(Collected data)
= = = =

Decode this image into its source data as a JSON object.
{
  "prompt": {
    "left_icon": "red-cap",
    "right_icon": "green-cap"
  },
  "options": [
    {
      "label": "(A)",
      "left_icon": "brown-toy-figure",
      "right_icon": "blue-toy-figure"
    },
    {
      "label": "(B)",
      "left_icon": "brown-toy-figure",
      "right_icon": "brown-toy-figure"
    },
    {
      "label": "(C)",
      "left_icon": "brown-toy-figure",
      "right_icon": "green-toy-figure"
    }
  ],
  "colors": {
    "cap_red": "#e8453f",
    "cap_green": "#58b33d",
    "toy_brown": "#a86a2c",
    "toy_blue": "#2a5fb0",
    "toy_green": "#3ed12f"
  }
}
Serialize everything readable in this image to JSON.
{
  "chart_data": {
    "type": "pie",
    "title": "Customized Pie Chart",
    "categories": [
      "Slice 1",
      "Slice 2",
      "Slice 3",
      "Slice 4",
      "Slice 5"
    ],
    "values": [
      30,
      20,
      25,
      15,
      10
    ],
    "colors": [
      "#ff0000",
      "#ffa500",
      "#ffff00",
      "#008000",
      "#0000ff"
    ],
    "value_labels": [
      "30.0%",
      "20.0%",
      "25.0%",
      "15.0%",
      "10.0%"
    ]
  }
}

= = = =

Problem to work on
Give again only the lines starting at the one that contains "Serialize everything readable" and running to the end of the data.

Full response
Serialize everything readable in this image to JSON.
{
  "chart_data": {
    "type": "pie",
    "title": "Customized Pie Chart",
    "categories": [
      "Slice 1",
      "Slice 2",
      "Slice 3",
      "Slice 4",
      "Slice 5"
    ],
    "values": [
      30,
      20,
      25,
      15,
      10
    ],
    "colors": [
      "#ff0000",
      "#ffa500",
      "#ffff00",
      "#008000",
      "#0000ff"
    ],
    "value_labels": [
      "30.0%",
      "20.0%",
      "25.0%",
      "15.0%",
      "10.0%"
    ]
  }
}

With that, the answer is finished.